_Directive_
Exactly as written, please set down all of the entries again, with no pictures.

_The input_
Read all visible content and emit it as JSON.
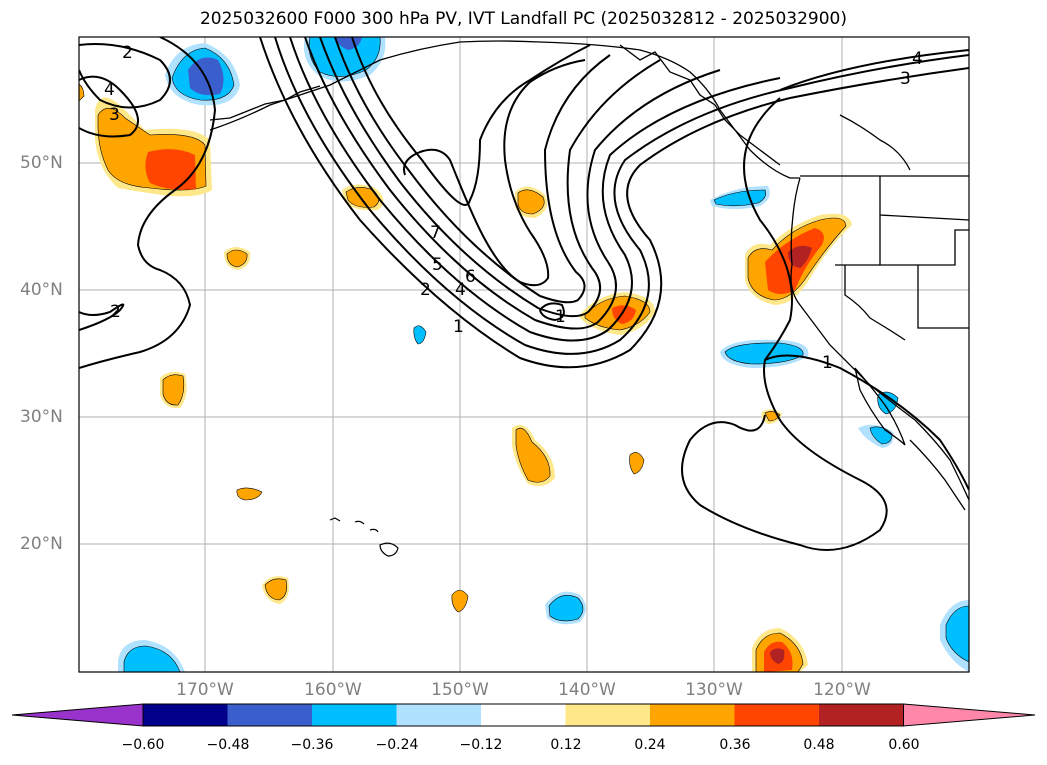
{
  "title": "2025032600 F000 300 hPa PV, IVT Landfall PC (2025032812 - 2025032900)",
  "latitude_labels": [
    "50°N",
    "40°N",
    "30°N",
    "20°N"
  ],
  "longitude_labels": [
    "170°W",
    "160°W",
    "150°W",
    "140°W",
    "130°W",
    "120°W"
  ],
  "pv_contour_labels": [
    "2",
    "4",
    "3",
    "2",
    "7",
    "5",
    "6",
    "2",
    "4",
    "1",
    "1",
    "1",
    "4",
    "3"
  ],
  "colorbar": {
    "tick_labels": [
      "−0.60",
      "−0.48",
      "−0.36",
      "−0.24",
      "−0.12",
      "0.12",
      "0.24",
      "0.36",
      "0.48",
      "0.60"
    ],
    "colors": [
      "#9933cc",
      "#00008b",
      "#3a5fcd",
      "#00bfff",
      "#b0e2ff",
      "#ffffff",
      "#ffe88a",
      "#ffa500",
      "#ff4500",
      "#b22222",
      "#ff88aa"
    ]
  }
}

_The completed task_
Read all visible content and emit it as JSON.
{
  "title": "2025032600 F000 300 hPa PV, IVT Landfall PC (2025032812 - 2025032900)",
  "latitude_labels": [
    "50°N",
    "40°N",
    "30°N",
    "20°N"
  ],
  "longitude_labels": [
    "170°W",
    "160°W",
    "150°W",
    "140°W",
    "130°W",
    "120°W"
  ],
  "pv_contour_labels": [
    "2",
    "4",
    "3",
    "2",
    "7",
    "5",
    "6",
    "2",
    "4",
    "1",
    "1",
    "1",
    "4",
    "3"
  ],
  "colorbar": {
    "tick_labels": [
      "−0.60",
      "−0.48",
      "−0.36",
      "−0.24",
      "−0.12",
      "0.12",
      "0.24",
      "0.36",
      "0.48",
      "0.60"
    ],
    "colors": [
      "#9933cc",
      "#00008b",
      "#3a5fcd",
      "#00bfff",
      "#b0e2ff",
      "#ffffff",
      "#ffe88a",
      "#ffa500",
      "#ff4500",
      "#b22222",
      "#ff88aa"
    ]
  }
}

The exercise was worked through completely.